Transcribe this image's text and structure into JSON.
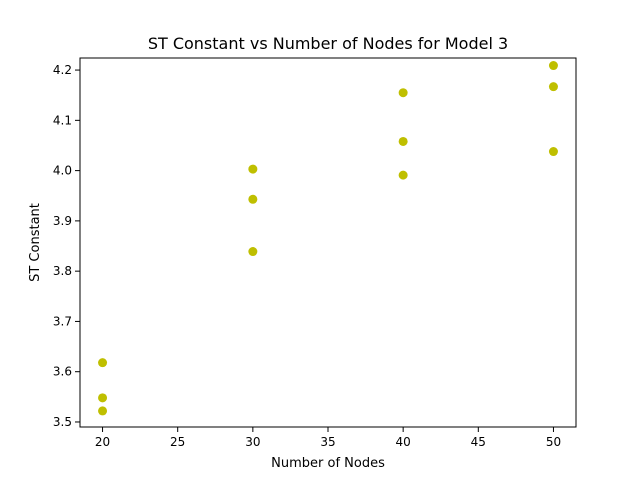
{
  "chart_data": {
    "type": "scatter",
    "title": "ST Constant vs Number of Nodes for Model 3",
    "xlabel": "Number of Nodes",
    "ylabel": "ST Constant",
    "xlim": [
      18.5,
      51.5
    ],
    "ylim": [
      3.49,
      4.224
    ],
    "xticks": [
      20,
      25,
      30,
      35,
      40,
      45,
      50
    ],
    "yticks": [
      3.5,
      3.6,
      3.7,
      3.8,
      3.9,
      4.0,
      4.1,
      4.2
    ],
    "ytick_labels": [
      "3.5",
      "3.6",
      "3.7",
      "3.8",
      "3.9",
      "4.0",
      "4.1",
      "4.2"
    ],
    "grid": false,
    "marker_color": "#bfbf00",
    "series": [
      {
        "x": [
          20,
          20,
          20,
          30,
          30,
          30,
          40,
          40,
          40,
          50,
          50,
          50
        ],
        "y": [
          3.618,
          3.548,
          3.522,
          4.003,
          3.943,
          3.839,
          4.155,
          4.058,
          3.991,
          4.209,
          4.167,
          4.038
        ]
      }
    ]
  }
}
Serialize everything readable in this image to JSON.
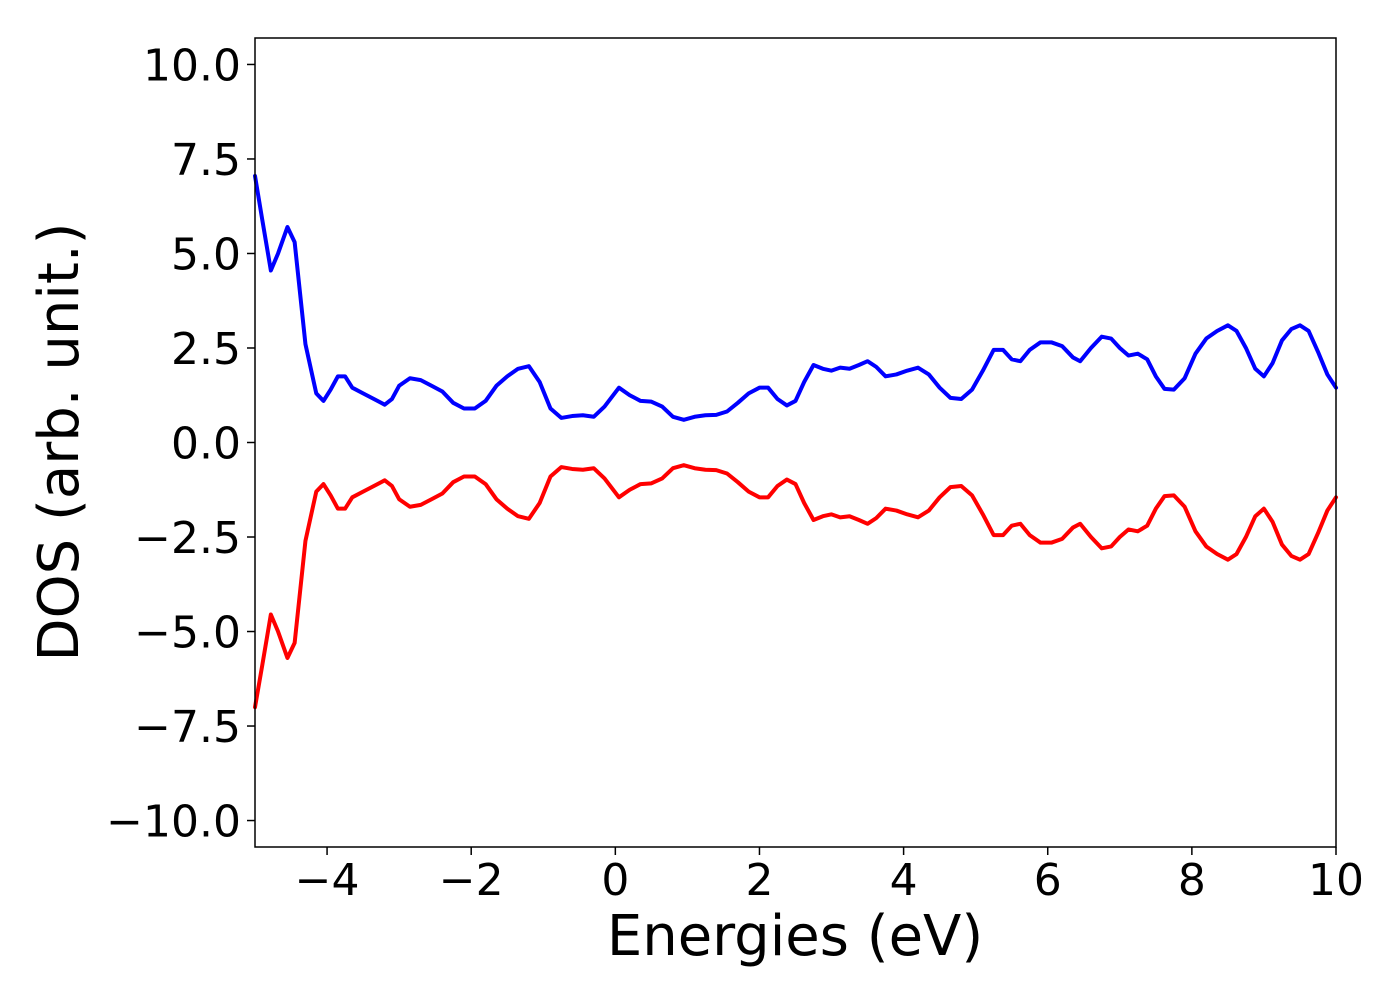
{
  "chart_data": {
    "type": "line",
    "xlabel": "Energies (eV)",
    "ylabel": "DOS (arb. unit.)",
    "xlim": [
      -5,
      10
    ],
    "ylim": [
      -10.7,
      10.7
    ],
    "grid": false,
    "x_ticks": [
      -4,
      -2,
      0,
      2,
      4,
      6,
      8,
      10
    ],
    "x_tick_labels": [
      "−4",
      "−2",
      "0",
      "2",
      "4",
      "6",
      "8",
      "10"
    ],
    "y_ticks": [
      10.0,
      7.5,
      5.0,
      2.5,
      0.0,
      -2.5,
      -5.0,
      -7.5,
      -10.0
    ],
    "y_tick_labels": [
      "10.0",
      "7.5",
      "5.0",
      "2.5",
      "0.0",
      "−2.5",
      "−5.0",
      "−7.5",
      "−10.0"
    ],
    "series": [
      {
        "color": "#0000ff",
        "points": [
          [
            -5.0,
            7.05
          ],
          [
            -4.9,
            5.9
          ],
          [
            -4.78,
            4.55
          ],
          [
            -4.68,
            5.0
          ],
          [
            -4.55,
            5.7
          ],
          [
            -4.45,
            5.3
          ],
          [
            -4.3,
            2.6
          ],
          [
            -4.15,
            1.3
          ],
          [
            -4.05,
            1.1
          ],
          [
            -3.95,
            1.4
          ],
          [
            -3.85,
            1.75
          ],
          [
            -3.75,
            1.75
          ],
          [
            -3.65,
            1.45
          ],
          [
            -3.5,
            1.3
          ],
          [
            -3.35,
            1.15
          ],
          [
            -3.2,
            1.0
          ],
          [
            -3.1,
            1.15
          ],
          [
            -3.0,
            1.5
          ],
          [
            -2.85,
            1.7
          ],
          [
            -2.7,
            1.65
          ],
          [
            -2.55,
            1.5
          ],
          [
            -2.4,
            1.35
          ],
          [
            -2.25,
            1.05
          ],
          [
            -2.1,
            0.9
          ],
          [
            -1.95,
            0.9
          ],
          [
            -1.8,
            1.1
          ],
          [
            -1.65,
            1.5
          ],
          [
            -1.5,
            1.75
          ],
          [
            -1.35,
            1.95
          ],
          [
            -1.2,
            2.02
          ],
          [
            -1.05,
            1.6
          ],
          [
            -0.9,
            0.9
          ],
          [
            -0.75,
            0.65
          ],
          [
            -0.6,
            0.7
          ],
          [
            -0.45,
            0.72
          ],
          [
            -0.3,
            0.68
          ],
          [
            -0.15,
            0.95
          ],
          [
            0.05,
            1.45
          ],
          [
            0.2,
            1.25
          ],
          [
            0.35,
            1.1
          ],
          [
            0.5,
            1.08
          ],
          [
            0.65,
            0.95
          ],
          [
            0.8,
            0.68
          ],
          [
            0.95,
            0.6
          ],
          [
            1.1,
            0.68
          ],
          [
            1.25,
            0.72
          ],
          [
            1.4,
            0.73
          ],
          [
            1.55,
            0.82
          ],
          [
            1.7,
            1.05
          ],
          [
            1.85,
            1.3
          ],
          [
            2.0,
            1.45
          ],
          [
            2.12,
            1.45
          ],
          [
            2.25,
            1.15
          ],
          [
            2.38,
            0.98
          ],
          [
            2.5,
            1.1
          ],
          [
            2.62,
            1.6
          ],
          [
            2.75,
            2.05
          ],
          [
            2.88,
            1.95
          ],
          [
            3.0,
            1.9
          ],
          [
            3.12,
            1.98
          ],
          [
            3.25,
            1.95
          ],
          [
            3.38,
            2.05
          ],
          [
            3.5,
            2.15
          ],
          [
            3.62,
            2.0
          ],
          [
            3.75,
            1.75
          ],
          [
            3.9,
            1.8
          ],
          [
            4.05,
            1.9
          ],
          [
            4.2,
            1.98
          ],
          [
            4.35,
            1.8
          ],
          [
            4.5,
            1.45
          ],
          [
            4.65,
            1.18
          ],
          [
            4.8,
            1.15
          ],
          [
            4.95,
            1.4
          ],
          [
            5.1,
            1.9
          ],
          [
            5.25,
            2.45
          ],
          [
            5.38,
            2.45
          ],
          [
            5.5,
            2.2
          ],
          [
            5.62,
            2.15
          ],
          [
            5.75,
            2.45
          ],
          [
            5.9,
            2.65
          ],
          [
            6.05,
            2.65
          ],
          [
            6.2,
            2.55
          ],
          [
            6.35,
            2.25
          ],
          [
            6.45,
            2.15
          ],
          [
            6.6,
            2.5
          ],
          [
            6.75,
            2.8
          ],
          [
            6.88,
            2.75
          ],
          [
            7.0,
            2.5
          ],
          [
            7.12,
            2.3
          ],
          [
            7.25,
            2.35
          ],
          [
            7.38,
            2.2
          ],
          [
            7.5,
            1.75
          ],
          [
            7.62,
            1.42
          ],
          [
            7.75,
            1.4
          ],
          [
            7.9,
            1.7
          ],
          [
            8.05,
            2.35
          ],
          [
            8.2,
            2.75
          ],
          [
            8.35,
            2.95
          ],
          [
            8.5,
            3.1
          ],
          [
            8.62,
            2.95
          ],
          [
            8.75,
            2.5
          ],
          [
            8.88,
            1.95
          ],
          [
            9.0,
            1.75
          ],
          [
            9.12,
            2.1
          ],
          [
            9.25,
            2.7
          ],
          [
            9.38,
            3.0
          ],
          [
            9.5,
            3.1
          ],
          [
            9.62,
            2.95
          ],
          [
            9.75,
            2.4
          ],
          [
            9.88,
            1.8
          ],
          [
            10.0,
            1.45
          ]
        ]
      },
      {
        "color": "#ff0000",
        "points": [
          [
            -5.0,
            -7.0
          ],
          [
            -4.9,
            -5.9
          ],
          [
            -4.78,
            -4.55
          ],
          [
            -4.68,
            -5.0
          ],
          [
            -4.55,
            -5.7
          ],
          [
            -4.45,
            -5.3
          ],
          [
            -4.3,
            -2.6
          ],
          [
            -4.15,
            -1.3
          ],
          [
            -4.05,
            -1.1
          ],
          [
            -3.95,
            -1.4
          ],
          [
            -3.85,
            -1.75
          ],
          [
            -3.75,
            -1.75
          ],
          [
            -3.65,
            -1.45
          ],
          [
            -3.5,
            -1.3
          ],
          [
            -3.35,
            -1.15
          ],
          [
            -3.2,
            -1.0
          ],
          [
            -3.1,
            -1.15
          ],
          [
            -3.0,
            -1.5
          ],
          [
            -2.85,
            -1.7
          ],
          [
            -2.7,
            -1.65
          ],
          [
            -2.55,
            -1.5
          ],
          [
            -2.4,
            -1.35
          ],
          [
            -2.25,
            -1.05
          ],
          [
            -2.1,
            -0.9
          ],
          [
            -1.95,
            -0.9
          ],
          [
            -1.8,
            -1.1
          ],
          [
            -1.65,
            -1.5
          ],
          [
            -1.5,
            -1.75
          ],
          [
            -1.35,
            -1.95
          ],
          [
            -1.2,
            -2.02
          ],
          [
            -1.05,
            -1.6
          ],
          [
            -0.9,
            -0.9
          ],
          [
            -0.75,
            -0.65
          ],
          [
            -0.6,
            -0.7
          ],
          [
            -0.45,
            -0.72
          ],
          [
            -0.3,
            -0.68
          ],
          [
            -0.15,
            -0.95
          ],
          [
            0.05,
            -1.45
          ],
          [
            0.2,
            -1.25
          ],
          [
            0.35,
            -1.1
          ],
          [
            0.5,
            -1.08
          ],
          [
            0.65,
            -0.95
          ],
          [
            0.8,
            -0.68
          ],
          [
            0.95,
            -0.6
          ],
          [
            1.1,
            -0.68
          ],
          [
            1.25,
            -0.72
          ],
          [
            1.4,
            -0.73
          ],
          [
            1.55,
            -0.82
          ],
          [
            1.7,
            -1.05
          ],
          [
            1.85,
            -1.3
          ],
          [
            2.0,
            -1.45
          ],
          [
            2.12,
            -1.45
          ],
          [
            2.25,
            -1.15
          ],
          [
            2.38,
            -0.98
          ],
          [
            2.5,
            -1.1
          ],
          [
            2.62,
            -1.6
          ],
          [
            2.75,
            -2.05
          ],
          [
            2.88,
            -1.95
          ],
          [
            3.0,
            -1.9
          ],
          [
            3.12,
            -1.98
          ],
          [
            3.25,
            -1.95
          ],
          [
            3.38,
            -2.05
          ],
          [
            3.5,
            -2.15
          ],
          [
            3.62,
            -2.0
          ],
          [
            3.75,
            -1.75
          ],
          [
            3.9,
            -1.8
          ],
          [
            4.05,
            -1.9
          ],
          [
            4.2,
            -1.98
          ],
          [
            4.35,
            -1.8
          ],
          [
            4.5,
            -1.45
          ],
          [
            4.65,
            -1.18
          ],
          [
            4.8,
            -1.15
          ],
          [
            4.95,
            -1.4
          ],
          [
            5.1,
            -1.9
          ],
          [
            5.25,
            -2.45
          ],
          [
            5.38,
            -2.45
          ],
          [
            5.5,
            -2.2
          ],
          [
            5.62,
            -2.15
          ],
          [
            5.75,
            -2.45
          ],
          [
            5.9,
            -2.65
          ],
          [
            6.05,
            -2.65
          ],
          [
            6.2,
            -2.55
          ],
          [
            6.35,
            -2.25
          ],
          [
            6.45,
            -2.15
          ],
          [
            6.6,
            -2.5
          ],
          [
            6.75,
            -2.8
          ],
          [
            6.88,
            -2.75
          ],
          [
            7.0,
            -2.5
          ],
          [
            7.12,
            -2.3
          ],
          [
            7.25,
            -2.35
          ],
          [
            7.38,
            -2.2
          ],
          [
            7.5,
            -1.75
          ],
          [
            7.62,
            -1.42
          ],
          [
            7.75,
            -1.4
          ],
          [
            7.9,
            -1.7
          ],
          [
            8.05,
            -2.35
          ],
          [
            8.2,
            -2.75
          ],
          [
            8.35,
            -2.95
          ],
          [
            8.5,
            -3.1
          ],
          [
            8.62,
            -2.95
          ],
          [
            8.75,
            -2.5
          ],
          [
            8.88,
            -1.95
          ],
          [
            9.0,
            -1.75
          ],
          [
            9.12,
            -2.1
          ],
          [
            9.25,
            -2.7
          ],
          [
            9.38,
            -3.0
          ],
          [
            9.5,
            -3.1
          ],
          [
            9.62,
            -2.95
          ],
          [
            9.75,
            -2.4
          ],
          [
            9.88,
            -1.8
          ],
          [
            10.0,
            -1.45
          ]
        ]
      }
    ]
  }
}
+===+
TASK REQUIREMENTS. Which lines contain "Number"? Copy each of them out.

ANSWER TO THE TASK.
    "title": "ST Constant vs Number of Nodes for Model 3",
    "xlabel": "Number of Nodes",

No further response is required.